§ **Description of the task**
Scan the material for the word "células" and copy each line where it occurs.

§ **Data records**
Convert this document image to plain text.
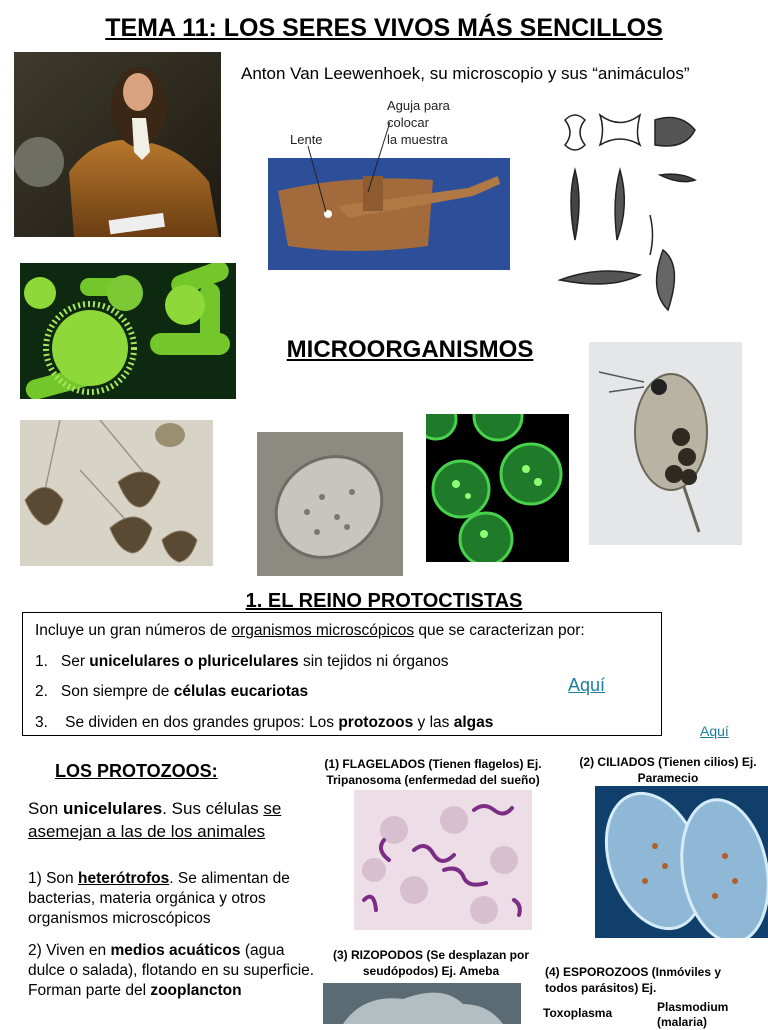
TEMA 11: LOS SERES VIVOS MÁS SENCILLOS
Anton Van Leewenhoek, su microscopio y sus “animáculos”
Lente
Aguja para
colocar
la muestra
MICROORGANISMOS
1. EL REINO PROTOCTISTAS
Incluye un gran números de organismos microscópicos que se caracterizan por:
1. Ser unicelulares o pluricelulares sin tejidos ni órganos
2. Son siempre de células eucariotas
3.    Se dividen en dos grandes grupos: Los protozoos y las algas
Aquí
Aquí
LOS PROTOZOOS:
Son unicelulares. Sus células se asemejan a las de los animales
1) Son heterótrofos. Se alimentan de bacterias, materia orgánica y otros organismos microscópicos
2) Viven en medios acuáticos (agua dulce o salada), flotando en su superficie. Forman parte del zooplancton
(1) FLAGELADOS (Tienen flagelos) Ej. Tripanosoma (enfermedad del sueño)
(2) CILIADOS (Tienen cilios) Ej. Paramecio
(3) RIZOPODOS (Se desplazan por seudópodos) Ej. Ameba	(4) ESPOROZOOS (Inmóviles y todos parásitos) Ej.
Toxoplasma	Plasmodium (malaria)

§ **Your response**
2. Son siempre de células eucariotas
Son unicelulares. Sus células se asemejan a las de los animales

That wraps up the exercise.